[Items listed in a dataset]
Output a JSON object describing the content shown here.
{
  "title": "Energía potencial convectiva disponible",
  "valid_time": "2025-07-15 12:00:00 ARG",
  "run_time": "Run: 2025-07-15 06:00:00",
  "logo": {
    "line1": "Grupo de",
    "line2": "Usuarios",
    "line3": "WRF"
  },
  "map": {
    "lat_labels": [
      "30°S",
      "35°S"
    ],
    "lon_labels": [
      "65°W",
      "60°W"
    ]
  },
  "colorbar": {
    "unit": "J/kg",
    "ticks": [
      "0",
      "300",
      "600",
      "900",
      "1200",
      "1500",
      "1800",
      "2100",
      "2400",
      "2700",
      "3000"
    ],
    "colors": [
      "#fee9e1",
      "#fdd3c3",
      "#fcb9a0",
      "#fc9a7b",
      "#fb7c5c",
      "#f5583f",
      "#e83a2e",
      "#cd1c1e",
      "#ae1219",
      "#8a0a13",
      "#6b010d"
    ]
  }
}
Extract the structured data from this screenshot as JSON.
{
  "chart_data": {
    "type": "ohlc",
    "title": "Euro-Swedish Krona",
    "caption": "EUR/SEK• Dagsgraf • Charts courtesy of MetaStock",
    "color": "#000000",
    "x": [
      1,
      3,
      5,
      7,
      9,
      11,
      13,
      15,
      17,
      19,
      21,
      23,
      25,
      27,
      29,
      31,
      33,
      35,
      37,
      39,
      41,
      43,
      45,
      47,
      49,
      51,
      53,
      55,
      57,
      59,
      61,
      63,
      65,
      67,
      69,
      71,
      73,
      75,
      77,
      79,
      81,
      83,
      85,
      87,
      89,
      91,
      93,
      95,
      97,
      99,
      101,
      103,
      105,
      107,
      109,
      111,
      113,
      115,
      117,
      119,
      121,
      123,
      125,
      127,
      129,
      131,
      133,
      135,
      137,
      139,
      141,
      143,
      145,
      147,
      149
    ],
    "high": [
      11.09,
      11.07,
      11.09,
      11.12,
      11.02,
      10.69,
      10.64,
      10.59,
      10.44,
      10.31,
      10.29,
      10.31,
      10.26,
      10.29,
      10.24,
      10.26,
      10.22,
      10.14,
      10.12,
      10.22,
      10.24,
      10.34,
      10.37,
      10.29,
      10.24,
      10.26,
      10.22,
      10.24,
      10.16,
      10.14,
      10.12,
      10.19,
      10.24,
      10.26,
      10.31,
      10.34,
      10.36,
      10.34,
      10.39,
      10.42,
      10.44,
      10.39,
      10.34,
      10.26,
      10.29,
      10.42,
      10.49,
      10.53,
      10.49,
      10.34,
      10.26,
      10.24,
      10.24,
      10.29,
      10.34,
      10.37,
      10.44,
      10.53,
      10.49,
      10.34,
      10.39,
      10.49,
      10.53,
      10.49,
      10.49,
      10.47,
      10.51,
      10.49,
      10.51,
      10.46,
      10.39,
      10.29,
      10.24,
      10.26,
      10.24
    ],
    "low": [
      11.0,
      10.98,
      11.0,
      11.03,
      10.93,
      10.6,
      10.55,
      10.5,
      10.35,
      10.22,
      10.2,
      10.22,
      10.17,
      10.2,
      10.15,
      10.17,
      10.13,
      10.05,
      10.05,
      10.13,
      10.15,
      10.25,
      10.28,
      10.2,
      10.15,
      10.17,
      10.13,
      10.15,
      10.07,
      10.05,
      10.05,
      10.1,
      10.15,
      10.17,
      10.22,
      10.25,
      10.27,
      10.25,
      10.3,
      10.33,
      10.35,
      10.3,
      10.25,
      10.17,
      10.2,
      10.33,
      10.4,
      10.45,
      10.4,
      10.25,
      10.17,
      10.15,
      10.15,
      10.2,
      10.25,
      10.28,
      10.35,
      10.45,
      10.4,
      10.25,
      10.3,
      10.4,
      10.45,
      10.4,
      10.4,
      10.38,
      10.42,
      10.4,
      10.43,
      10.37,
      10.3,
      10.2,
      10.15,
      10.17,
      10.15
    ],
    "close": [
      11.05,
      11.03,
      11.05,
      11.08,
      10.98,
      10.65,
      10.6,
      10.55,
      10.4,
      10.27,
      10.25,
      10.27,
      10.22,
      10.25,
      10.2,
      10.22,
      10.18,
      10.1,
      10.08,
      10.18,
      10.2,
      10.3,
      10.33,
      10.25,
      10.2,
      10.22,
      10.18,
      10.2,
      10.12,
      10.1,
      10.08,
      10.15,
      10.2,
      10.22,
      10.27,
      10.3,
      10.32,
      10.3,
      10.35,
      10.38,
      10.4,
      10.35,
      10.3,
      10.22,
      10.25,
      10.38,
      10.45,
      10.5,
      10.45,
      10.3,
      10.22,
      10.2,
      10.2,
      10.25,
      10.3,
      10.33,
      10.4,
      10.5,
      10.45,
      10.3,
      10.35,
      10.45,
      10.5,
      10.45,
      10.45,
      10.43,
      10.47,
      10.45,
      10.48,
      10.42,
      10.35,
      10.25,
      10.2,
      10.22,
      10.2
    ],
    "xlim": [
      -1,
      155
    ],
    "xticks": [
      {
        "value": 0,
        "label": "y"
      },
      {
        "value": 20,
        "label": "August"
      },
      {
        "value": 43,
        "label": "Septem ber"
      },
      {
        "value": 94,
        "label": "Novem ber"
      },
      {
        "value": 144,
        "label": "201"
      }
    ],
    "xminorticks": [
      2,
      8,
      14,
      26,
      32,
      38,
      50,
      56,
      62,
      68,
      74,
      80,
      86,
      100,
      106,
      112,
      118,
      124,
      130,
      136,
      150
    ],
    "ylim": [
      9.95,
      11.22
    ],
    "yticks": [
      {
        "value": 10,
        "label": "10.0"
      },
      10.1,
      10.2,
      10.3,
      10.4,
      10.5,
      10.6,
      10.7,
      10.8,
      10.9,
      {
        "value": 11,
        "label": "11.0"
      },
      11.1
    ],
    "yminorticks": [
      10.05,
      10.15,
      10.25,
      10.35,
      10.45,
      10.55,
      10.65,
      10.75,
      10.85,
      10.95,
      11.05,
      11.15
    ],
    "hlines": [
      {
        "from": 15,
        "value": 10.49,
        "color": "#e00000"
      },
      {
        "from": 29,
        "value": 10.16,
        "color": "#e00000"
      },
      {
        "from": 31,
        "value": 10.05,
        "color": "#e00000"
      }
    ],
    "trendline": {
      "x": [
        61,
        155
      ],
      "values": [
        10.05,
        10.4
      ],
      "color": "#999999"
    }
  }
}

**Work to do:** Copy each line of the data above without altering a single character.

**Written reply:**
Output a JSON object describing the content shown here.
{
  "title": "Energía potencial convectiva disponible",
  "valid_time": "2025-07-15 12:00:00 ARG",
  "run_time": "Run: 2025-07-15 06:00:00",
  "logo": {
    "line1": "Grupo de",
    "line2": "Usuarios",
    "line3": "WRF"
  },
  "map": {
    "lat_labels": [
      "30°S",
      "35°S"
    ],
    "lon_labels": [
      "65°W",
      "60°W"
    ]
  },
  "colorbar": {
    "unit": "J/kg",
    "ticks": [
      "0",
      "300",
      "600",
      "900",
      "1200",
      "1500",
      "1800",
      "2100",
      "2400",
      "2700",
      "3000"
    ],
    "colors": [
      "#fee9e1",
      "#fdd3c3",
      "#fcb9a0",
      "#fc9a7b",
      "#fb7c5c",
      "#f5583f",
      "#e83a2e",
      "#cd1c1e",
      "#ae1219",
      "#8a0a13",
      "#6b010d"
    ]
  }
}
Extract the structured data from this screenshot as JSON.
{
  "chart_data": {
    "type": "ohlc",
    "title": "Euro-Swedish Krona",
    "caption": "EUR/SEK• Dagsgraf • Charts courtesy of MetaStock",
    "color": "#000000",
    "x": [
      1,
      3,
      5,
      7,
      9,
      11,
      13,
      15,
      17,
      19,
      21,
      23,
      25,
      27,
      29,
      31,
      33,
      35,
      37,
      39,
      41,
      43,
      45,
      47,
      49,
      51,
      53,
      55,
      57,
      59,
      61,
      63,
      65,
      67,
      69,
      71,
      73,
      75,
      77,
      79,
      81,
      83,
      85,
      87,
      89,
      91,
      93,
      95,
      97,
      99,
      101,
      103,
      105,
      107,
      109,
      111,
      113,
      115,
      117,
      119,
      121,
      123,
      125,
      127,
      129,
      131,
      133,
      135,
      137,
      139,
      141,
      143,
      145,
      147,
      149
    ],
    "high": [
      11.09,
      11.07,
      11.09,
      11.12,
      11.02,
      10.69,
      10.64,
      10.59,
      10.44,
      10.31,
      10.29,
      10.31,
      10.26,
      10.29,
      10.24,
      10.26,
      10.22,
      10.14,
      10.12,
      10.22,
      10.24,
      10.34,
      10.37,
      10.29,
      10.24,
      10.26,
      10.22,
      10.24,
      10.16,
      10.14,
      10.12,
      10.19,
      10.24,
      10.26,
      10.31,
      10.34,
      10.36,
      10.34,
      10.39,
      10.42,
      10.44,
      10.39,
      10.34,
      10.26,
      10.29,
      10.42,
      10.49,
      10.53,
      10.49,
      10.34,
      10.26,
      10.24,
      10.24,
      10.29,
      10.34,
      10.37,
      10.44,
      10.53,
      10.49,
      10.34,
      10.39,
      10.49,
      10.53,
      10.49,
      10.49,
      10.47,
      10.51,
      10.49,
      10.51,
      10.46,
      10.39,
      10.29,
      10.24,
      10.26,
      10.24
    ],
    "low": [
      11.0,
      10.98,
      11.0,
      11.03,
      10.93,
      10.6,
      10.55,
      10.5,
      10.35,
      10.22,
      10.2,
      10.22,
      10.17,
      10.2,
      10.15,
      10.17,
      10.13,
      10.05,
      10.05,
      10.13,
      10.15,
      10.25,
      10.28,
      10.2,
      10.15,
      10.17,
      10.13,
      10.15,
      10.07,
      10.05,
      10.05,
      10.1,
      10.15,
      10.17,
      10.22,
      10.25,
      10.27,
      10.25,
      10.3,
      10.33,
      10.35,
      10.3,
      10.25,
      10.17,
      10.2,
      10.33,
      10.4,
      10.45,
      10.4,
      10.25,
      10.17,
      10.15,
      10.15,
      10.2,
      10.25,
      10.28,
      10.35,
      10.45,
      10.4,
      10.25,
      10.3,
      10.4,
      10.45,
      10.4,
      10.4,
      10.38,
      10.42,
      10.4,
      10.43,
      10.37,
      10.3,
      10.2,
      10.15,
      10.17,
      10.15
    ],
    "close": [
      11.05,
      11.03,
      11.05,
      11.08,
      10.98,
      10.65,
      10.6,
      10.55,
      10.4,
      10.27,
      10.25,
      10.27,
      10.22,
      10.25,
      10.2,
      10.22,
      10.18,
      10.1,
      10.08,
      10.18,
      10.2,
      10.3,
      10.33,
      10.25,
      10.2,
      10.22,
      10.18,
      10.2,
      10.12,
      10.1,
      10.08,
      10.15,
      10.2,
      10.22,
      10.27,
      10.3,
      10.32,
      10.3,
      10.35,
      10.38,
      10.4,
      10.35,
      10.3,
      10.22,
      10.25,
      10.38,
      10.45,
      10.5,
      10.45,
      10.3,
      10.22,
      10.2,
      10.2,
      10.25,
      10.3,
      10.33,
      10.4,
      10.5,
      10.45,
      10.3,
      10.35,
      10.45,
      10.5,
      10.45,
      10.45,
      10.43,
      10.47,
      10.45,
      10.48,
      10.42,
      10.35,
      10.25,
      10.2,
      10.22,
      10.2
    ],
    "xlim": [
      -1,
      155
    ],
    "xticks": [
      {
        "value": 0,
        "label": "y"
      },
      {
        "value": 20,
        "label": "August"
      },
      {
        "value": 43,
        "label": "Septem ber"
      },
      {
        "value": 94,
        "label": "Novem ber"
      },
      {
        "value": 144,
        "label": "201"
      }
    ],
    "xminorticks": [
      2,
      8,
      14,
      26,
      32,
      38,
      50,
      56,
      62,
      68,
      74,
      80,
      86,
      100,
      106,
      112,
      118,
      124,
      130,
      136,
      150
    ],
    "ylim": [
      9.95,
      11.22
    ],
    "yticks": [
      {
        "value": 10,
        "label": "10.0"
      },
      10.1,
      10.2,
      10.3,
      10.4,
      10.5,
      10.6,
      10.7,
      10.8,
      10.9,
      {
        "value": 11,
        "label": "11.0"
      },
      11.1
    ],
    "yminorticks": [
      10.05,
      10.15,
      10.25,
      10.35,
      10.45,
      10.55,
      10.65,
      10.75,
      10.85,
      10.95,
      11.05,
      11.15
    ],
    "hlines": [
      {
        "from": 15,
        "value": 10.49,
        "color": "#e00000"
      },
      {
        "from": 29,
        "value": 10.16,
        "color": "#e00000"
      },
      {
        "from": 31,
        "value": 10.05,
        "color": "#e00000"
      }
    ],
    "trendline": {
      "x": [
        61,
        155
      ],
      "values": [
        10.05,
        10.4
      ],
      "color": "#999999"
    }
  }
}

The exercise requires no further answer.